◆ What the task asks: Extract the full listing verbatim and drop any pictures from your copy.

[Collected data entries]
↓
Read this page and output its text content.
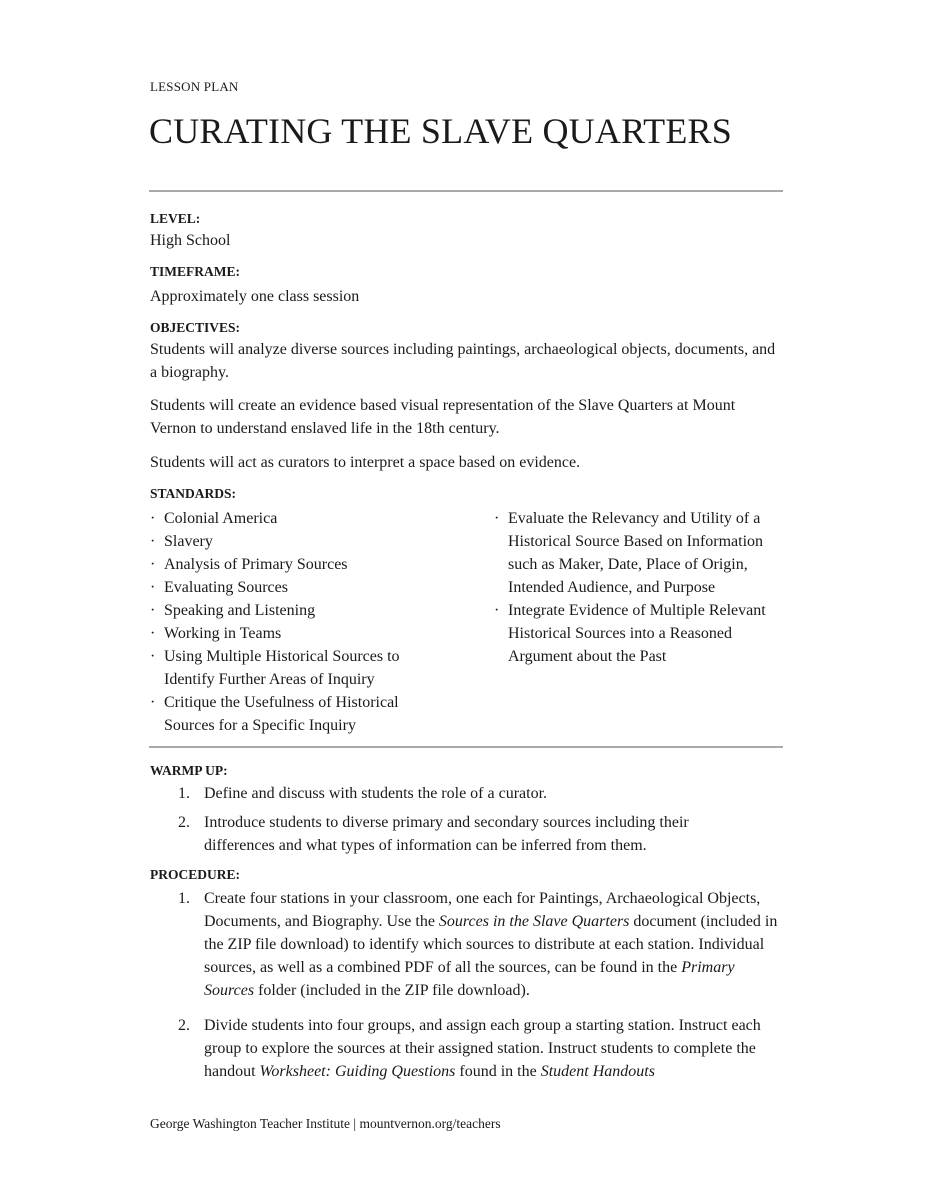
LESSON PLAN
CURATING THE SLAVE QUARTERS
LEVEL:
High School
TIMEFRAME:
Approximately one class session
OBJECTIVES:
Students will analyze diverse sources including paintings, archaeological objects, documents, and a biography.
Students will create an evidence based visual representation of the Slave Quarters at Mount Vernon to understand enslaved life in the 18th century.
Students will act as curators to interpret a space based on evidence.
STANDARDS:
· Colonial America
· Slavery
· Analysis of Primary Sources
· Evaluating Sources
· Speaking and Listening
· Working in Teams
· Using Multiple Historical Sources to Identify Further Areas of Inquiry
· Critique the Usefulness of Historical Sources for a Specific Inquiry
· Evaluate the Relevancy and Utility of a Historical Source Based on Information such as Maker, Date, Place of Origin, Intended Audience, and Purpose
· Integrate Evidence of Multiple Relevant Historical Sources into a Reasoned Argument about the Past
WARMP UP:
1. Define and discuss with students the role of a curator.
2. Introduce students to diverse primary and secondary sources including their differences and what types of information can be inferred from them.
PROCEDURE:
1. Create four stations in your classroom, one each for Paintings, Archaeological Objects, Documents, and Biography. Use the Sources in the Slave Quarters document (included in the ZIP file download) to identify which sources to distribute at each station. Individual sources, as well as a combined PDF of all the sources, can be found in the Primary Sources folder (included in the ZIP file download).
2. Divide students into four groups, and assign each group a starting station. Instruct each group to explore the sources at their assigned station. Instruct students to complete the handout Worksheet: Guiding Questions found in the Student Handouts
George Washington Teacher Institute | mountvernon.org/teachers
↑
◆ Task response:
Read this page and output its text content.
LESSON PLAN
CURATING THE SLAVE QUARTERS
LEVEL:
High School
TIMEFRAME:
Approximately one class session
OBJECTIVES:
Students will analyze diverse sources including paintings, archaeological objects, documents, and a biography.
Students will create an evidence based visual representation of the Slave Quarters at Mount Vernon to understand enslaved life in the 18th century.
Students will act as curators to interpret a space based on evidence.
STANDARDS:
· Colonial America
· Slavery
· Analysis of Primary Sources
· Evaluating Sources
· Speaking and Listening
· Working in Teams
· Using Multiple Historical Sources to Identify Further Areas of Inquiry
· Critique the Usefulness of Historical Sources for a Specific Inquiry
· Evaluate the Relevancy and Utility of a Historical Source Based on Information such as Maker, Date, Place of Origin, Intended Audience, and Purpose
· Integrate Evidence of Multiple Relevant Historical Sources into a Reasoned Argument about the Past
WARMP UP:
1. Define and discuss with students the role of a curator.
2. Introduce students to diverse primary and secondary sources including their differences and what types of information can be inferred from them.
PROCEDURE:
1. Create four stations in your classroom, one each for Paintings, Archaeological Objects, Documents, and Biography. Use the Sources in the Slave Quarters document (included in the ZIP file download) to identify which sources to distribute at each station. Individual sources, as well as a combined PDF of all the sources, can be found in the Primary Sources folder (included in the ZIP file download).
2. Divide students into four groups, and assign each group a starting station. Instruct each group to explore the sources at their assigned station. Instruct students to complete the handout Worksheet: Guiding Questions found in the Student Handouts
George Washington Teacher Institute | mountvernon.org/teachers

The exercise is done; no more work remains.